▸ Exercise brief:
Give again the material from the line with "material-item[interactable]: 0/1 转轴方块" up to and including the line with "crafting-panel: 钛金工匠台 ✕".

━━━━━ Record extracts ━━━━━

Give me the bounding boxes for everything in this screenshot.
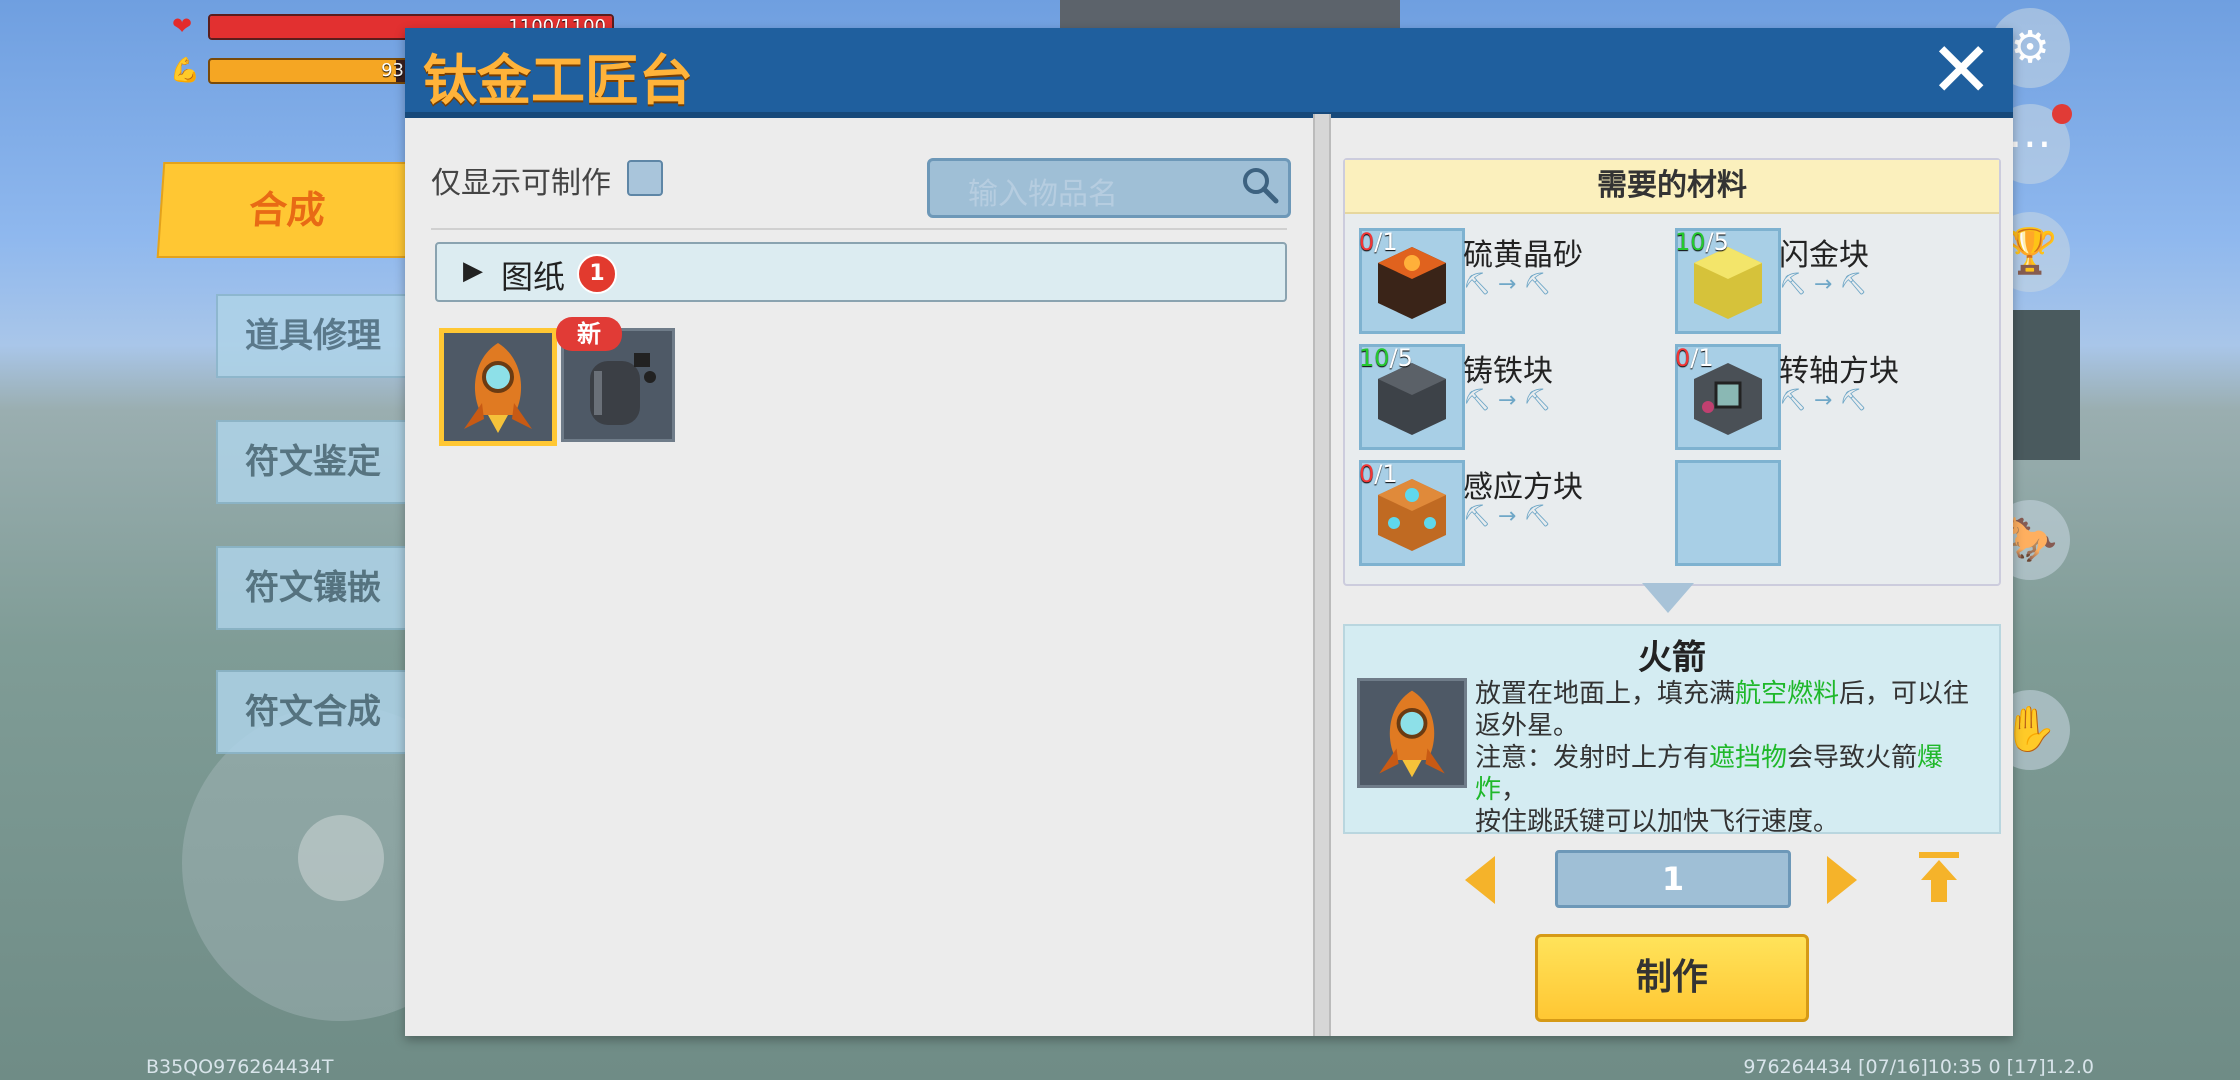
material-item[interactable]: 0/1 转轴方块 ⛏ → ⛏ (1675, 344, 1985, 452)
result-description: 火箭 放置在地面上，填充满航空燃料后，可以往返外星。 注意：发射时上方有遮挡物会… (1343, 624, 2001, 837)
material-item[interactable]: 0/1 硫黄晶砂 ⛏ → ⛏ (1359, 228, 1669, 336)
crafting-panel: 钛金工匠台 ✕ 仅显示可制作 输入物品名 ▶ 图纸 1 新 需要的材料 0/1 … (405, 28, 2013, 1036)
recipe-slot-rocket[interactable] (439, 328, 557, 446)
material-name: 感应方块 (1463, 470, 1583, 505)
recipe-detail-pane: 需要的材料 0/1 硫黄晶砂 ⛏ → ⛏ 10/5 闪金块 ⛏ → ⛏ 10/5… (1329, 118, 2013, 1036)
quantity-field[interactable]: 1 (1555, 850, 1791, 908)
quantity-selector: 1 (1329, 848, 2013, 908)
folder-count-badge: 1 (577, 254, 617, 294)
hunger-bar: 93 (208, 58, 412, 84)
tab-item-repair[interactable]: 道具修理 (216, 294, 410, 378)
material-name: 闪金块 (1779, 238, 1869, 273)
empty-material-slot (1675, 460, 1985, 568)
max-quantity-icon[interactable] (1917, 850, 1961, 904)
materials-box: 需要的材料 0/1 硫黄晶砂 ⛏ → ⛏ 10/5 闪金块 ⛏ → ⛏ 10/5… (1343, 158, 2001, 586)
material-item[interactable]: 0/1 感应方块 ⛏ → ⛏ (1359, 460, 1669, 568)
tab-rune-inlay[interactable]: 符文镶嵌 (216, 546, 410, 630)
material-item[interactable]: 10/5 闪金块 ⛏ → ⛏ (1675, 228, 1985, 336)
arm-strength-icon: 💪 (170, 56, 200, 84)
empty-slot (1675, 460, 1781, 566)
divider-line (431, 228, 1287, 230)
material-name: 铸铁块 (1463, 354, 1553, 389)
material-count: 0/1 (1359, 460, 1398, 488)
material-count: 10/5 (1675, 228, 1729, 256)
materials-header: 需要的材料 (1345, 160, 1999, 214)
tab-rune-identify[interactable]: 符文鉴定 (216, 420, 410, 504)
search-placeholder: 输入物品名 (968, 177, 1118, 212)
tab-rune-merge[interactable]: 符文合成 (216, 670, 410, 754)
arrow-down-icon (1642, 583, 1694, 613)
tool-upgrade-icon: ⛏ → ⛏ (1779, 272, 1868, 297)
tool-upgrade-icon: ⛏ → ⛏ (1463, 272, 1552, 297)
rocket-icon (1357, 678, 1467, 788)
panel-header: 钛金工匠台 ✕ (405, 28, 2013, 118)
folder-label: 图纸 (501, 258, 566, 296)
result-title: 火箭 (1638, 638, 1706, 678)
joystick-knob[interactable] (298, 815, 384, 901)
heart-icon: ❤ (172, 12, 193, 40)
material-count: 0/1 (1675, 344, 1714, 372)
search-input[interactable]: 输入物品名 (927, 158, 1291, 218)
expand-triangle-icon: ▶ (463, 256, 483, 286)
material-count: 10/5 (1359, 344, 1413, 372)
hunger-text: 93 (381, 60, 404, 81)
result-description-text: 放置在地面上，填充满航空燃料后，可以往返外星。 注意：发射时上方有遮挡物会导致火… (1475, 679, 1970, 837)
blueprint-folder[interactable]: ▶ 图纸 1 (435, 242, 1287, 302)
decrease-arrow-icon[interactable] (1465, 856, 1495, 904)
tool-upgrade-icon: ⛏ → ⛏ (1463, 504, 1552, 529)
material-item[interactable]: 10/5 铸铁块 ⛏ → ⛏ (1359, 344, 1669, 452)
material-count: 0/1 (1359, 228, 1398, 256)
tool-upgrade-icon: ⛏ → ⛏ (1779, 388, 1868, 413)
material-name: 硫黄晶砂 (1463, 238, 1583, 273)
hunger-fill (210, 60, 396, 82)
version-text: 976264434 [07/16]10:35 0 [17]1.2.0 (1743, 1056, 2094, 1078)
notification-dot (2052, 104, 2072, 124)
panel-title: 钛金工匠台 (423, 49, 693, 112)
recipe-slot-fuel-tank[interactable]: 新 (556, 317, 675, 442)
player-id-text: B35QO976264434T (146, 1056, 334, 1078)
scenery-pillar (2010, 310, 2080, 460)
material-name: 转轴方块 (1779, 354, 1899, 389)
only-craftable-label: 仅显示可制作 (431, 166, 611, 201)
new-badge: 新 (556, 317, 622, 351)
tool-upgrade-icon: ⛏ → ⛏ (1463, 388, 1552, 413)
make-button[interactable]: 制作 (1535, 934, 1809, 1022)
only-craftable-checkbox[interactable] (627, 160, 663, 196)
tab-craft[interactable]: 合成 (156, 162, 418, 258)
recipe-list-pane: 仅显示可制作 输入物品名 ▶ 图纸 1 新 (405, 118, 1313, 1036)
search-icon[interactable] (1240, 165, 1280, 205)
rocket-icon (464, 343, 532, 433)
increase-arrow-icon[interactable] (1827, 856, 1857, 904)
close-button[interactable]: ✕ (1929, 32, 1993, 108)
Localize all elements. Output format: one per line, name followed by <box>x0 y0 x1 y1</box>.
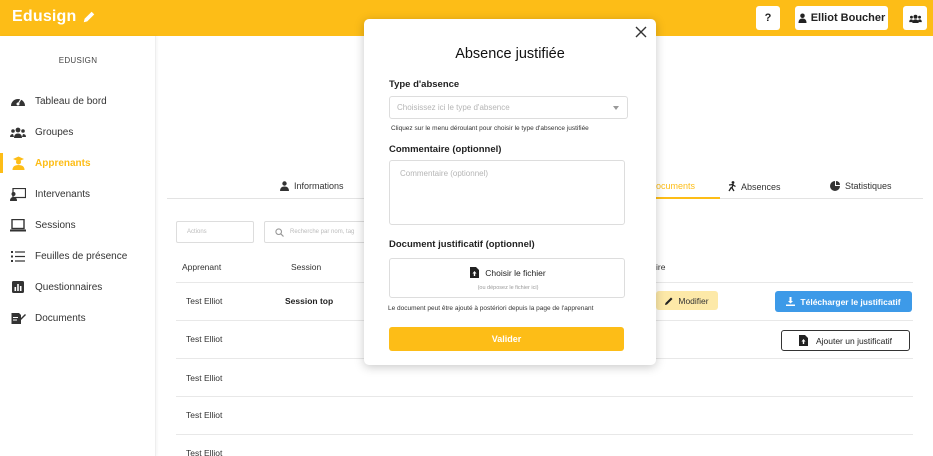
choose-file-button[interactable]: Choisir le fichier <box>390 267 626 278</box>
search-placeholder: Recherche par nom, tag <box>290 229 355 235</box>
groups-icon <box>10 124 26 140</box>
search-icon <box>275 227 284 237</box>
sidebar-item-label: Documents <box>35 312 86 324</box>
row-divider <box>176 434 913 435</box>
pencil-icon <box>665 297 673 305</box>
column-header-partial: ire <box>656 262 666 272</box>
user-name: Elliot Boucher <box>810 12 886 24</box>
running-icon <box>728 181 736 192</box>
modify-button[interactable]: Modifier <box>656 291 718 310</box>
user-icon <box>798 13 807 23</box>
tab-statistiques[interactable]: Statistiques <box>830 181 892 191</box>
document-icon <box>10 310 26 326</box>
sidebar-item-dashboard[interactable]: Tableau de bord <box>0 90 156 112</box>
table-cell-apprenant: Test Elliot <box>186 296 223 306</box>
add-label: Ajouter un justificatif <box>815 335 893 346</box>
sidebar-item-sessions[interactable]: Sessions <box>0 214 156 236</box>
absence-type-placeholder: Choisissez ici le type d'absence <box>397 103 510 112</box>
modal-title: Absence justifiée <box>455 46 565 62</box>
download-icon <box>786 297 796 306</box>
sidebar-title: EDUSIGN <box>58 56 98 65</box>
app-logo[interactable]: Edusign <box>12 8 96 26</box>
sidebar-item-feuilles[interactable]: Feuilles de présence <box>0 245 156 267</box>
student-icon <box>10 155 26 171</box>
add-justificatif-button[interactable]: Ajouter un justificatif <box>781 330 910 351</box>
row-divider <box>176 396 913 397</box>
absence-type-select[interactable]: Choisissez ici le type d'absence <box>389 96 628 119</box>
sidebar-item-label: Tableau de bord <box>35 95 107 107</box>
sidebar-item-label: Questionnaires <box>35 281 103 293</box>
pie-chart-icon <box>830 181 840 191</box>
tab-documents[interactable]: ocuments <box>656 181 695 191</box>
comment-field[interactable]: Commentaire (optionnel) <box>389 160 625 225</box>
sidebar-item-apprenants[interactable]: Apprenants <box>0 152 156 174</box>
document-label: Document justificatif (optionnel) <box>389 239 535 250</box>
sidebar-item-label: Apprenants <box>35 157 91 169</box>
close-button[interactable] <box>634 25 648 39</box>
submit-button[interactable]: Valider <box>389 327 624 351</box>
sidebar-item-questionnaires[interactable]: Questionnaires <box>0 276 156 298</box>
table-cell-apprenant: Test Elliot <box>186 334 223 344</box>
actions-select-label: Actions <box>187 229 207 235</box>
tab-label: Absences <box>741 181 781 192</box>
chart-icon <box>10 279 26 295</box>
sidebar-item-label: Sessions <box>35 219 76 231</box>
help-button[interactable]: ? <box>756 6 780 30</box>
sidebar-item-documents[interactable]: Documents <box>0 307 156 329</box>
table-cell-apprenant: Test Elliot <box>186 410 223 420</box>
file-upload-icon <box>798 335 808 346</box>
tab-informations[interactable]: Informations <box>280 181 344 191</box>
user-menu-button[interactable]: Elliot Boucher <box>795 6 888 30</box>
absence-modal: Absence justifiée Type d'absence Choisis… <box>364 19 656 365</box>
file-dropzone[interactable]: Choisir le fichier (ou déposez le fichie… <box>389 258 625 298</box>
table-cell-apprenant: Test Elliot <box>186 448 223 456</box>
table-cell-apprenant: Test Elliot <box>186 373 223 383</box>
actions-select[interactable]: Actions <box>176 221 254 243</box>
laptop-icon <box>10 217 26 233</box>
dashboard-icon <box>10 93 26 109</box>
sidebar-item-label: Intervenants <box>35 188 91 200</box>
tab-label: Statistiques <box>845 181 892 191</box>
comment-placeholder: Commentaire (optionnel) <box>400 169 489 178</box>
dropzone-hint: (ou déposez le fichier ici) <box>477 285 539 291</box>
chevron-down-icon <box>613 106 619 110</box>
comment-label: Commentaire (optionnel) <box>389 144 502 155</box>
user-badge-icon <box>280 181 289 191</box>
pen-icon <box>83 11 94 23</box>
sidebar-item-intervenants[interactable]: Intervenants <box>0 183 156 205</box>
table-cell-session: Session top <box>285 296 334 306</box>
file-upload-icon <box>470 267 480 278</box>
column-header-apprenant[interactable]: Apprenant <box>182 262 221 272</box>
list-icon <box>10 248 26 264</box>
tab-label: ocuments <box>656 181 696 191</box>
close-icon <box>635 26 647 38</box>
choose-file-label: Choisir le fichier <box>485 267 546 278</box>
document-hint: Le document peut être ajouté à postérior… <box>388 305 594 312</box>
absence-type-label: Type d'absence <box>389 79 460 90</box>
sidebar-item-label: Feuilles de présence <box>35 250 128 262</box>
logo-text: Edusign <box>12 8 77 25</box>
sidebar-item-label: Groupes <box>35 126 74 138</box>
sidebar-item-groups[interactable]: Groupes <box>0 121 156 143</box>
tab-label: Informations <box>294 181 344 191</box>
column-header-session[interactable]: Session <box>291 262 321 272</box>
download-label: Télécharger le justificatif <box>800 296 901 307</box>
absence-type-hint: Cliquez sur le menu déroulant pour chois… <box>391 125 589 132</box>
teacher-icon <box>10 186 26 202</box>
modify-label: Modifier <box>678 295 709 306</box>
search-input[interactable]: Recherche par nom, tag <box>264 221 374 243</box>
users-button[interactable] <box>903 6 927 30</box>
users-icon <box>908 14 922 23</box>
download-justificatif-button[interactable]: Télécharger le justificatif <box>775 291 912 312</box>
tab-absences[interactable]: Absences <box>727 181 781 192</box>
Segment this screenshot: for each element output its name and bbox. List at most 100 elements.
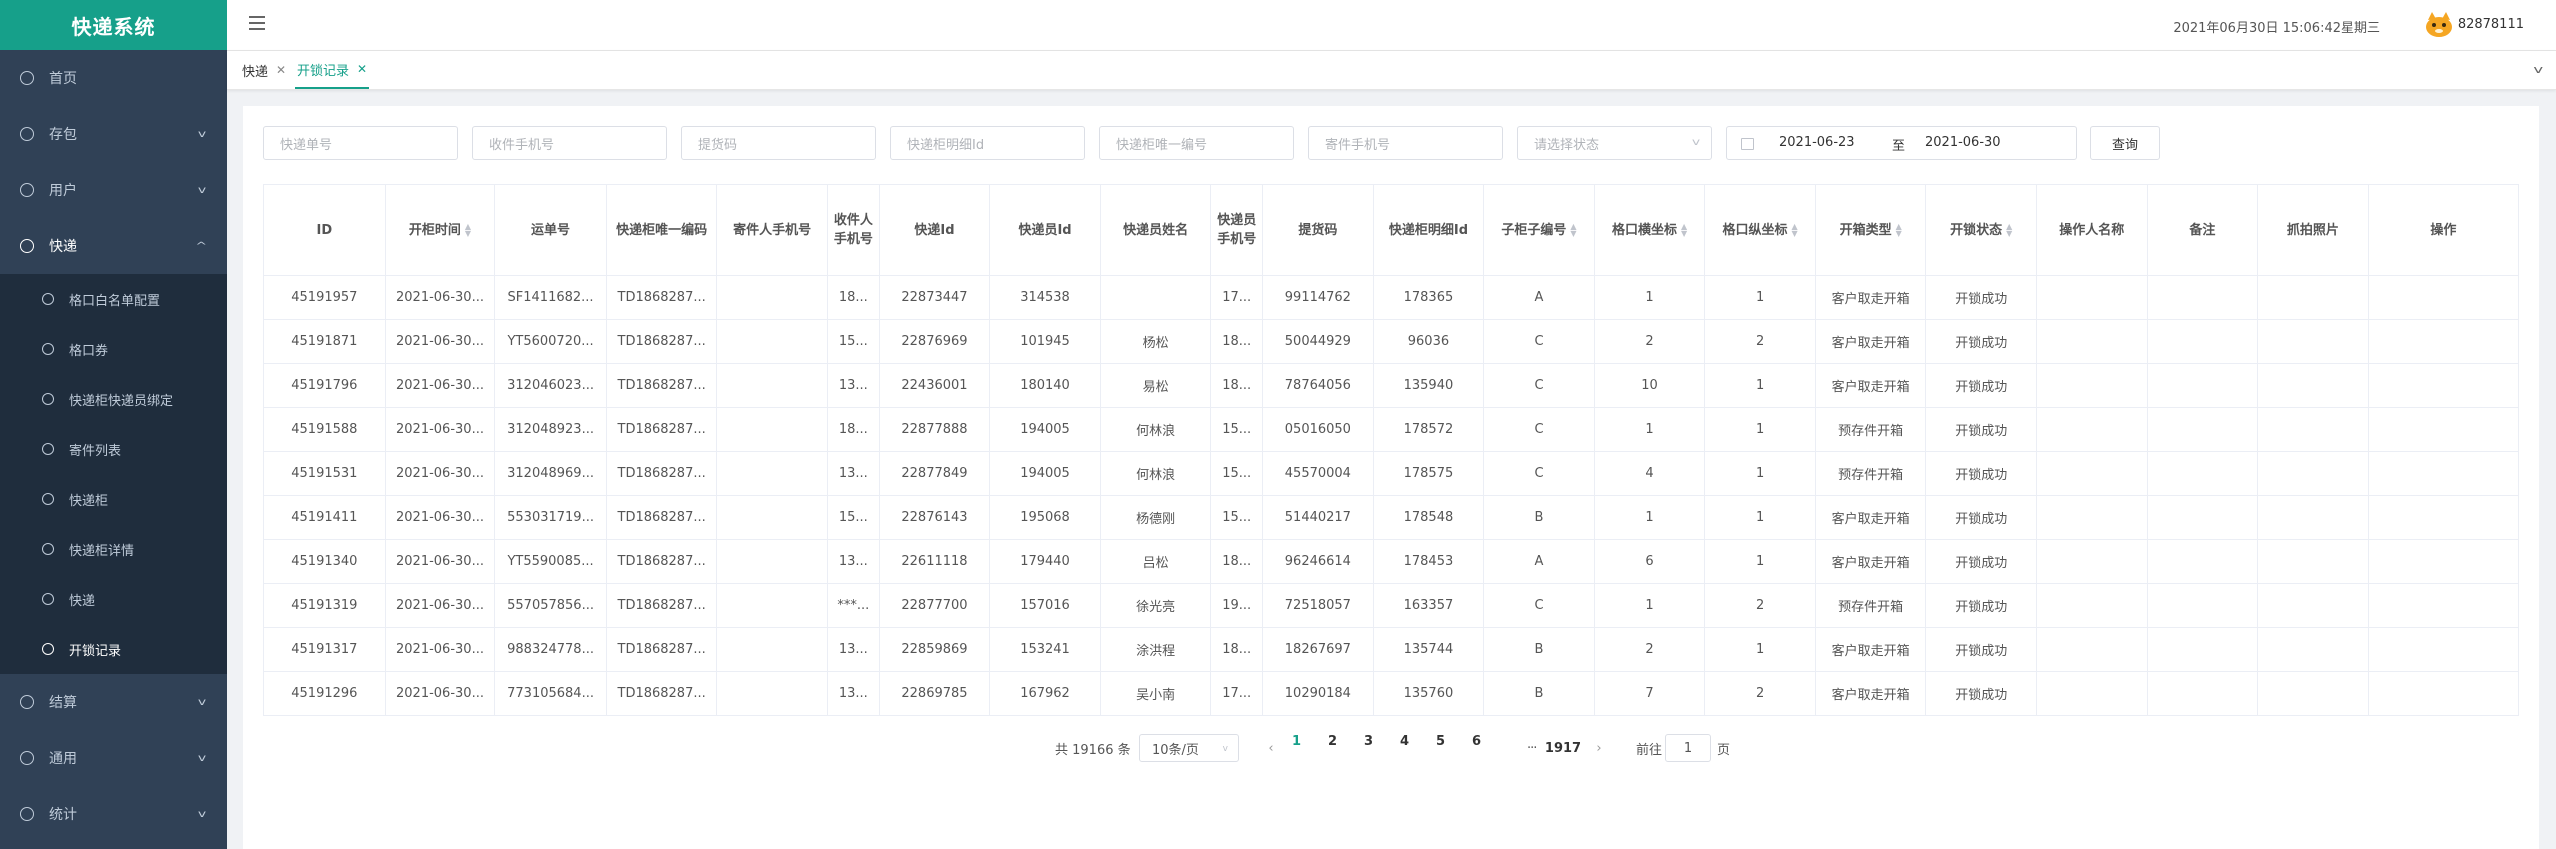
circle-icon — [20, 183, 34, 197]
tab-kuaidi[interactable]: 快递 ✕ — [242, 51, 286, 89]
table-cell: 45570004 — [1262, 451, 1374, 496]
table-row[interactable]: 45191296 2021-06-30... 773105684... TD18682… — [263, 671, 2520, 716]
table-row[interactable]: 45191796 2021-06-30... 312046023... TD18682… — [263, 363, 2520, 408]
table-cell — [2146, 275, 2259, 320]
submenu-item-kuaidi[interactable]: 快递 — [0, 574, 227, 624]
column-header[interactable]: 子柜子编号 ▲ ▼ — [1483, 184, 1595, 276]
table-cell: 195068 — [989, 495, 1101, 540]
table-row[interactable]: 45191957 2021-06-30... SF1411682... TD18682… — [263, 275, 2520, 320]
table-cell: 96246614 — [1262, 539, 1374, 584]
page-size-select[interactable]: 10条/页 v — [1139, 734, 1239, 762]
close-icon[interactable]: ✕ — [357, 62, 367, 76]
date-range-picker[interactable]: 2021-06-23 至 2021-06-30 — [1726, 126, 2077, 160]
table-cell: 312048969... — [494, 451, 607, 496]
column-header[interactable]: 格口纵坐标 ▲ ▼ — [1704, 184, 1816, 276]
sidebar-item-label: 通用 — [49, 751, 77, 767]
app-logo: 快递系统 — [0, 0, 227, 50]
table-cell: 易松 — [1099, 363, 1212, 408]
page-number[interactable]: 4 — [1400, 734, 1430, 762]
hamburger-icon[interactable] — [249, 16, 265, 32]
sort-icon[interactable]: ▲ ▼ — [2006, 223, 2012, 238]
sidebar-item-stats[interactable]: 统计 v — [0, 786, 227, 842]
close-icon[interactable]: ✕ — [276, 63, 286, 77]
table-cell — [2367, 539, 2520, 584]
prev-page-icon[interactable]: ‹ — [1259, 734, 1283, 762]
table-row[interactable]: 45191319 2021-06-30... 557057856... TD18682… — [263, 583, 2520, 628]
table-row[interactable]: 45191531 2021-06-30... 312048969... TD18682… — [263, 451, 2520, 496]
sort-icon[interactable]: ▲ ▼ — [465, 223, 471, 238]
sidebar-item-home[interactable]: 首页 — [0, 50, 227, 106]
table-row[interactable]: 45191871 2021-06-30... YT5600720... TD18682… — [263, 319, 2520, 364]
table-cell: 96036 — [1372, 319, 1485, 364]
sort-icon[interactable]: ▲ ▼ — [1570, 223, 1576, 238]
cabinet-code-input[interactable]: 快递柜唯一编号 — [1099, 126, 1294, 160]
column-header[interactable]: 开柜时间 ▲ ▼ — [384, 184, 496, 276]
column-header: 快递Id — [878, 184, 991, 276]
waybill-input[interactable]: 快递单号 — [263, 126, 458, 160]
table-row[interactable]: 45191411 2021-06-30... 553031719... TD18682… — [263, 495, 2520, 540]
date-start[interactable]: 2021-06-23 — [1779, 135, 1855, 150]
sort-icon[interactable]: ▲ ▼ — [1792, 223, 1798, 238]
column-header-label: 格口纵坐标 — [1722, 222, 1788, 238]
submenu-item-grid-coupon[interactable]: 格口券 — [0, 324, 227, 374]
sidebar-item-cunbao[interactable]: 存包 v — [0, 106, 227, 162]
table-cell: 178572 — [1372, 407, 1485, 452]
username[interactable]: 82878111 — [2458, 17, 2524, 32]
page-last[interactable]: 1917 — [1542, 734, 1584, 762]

━━━━━

▸ Correct response:
material-item[interactable]: 0/1 转轴方块 ⛏ → ⛏ (1675, 344, 1985, 452)
result-description: 火箭 放置在地面上，填充满航空燃料后，可以往返外星。 注意：发射时上方有遮挡物会… (1343, 624, 2001, 837)
material-item[interactable]: 0/1 硫黄晶砂 ⛏ → ⛏ (1359, 228, 1669, 336)
crafting-panel: 钛金工匠台 ✕ 仅显示可制作 输入物品名 ▶ 图纸 1 新 需要的材料 0/1 … (405, 28, 2013, 1036)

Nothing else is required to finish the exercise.